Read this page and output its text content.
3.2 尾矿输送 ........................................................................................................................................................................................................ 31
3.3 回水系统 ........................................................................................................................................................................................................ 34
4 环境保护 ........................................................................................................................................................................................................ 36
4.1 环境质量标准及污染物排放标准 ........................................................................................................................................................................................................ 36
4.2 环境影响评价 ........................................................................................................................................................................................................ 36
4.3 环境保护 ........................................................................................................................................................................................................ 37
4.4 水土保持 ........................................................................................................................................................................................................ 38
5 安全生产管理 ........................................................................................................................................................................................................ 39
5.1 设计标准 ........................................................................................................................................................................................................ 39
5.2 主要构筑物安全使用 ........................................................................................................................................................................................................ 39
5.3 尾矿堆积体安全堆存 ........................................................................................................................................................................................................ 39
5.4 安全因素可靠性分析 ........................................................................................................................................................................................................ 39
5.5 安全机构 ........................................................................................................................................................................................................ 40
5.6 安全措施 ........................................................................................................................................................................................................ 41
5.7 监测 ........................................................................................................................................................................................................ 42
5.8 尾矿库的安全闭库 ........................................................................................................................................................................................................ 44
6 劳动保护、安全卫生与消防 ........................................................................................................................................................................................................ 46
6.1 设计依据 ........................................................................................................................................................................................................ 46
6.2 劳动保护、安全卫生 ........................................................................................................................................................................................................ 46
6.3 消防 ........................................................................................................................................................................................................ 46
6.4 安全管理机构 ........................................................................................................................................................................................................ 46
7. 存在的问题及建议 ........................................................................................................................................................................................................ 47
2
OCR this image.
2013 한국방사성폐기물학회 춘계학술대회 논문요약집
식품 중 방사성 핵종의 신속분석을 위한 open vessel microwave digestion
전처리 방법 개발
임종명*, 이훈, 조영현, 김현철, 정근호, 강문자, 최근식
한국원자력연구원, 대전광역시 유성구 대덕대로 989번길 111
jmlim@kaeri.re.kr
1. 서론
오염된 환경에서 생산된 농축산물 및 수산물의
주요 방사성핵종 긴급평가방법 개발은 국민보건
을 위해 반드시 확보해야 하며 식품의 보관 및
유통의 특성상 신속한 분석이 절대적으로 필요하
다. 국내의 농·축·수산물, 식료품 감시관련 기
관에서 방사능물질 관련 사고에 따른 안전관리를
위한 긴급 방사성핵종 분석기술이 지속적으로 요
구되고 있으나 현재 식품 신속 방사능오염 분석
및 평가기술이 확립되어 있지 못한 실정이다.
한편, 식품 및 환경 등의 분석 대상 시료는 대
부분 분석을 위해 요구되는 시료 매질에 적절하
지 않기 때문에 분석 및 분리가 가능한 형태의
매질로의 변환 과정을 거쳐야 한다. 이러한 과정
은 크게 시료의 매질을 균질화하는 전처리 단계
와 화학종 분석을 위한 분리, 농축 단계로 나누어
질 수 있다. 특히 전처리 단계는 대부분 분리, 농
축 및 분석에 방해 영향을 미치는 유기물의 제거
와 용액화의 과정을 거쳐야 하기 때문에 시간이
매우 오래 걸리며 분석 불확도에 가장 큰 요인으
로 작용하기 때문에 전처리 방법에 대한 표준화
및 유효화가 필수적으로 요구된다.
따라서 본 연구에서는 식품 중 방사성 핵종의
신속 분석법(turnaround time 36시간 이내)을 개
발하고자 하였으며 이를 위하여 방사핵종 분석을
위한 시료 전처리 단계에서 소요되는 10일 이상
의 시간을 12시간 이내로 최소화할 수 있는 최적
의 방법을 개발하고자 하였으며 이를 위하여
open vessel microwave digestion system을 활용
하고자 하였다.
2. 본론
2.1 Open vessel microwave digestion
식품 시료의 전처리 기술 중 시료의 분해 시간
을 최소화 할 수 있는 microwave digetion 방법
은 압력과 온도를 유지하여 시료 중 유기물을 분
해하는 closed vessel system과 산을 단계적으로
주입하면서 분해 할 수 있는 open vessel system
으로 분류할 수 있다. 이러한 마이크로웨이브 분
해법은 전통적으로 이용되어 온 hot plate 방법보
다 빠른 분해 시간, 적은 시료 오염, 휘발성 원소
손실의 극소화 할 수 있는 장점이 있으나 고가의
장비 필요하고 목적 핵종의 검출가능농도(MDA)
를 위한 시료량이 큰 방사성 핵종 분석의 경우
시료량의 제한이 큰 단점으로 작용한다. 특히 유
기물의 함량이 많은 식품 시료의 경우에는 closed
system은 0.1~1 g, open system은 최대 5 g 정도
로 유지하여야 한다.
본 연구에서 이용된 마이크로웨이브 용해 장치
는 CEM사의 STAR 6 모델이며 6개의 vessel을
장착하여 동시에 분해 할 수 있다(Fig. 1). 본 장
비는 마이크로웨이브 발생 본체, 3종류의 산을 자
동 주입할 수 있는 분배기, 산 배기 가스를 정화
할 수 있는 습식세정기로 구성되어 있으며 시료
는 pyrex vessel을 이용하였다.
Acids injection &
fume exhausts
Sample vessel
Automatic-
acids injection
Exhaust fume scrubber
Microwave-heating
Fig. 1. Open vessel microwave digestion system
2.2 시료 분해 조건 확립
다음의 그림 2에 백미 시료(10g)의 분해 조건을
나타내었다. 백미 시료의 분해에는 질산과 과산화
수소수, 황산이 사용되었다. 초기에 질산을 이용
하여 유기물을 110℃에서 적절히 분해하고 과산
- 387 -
┄┄┄┄┄┄┄┄┄┄┄┄┄┄┄┄┄┄┄┄
• **Given request**
Scan the entries above for the word "vessel을" and collect each line holding it.

• **Exercise answer**
는 CEM사의 STAR 6 모델이며 6개의 vessel을
는 pyrex vessel을 이용하였다.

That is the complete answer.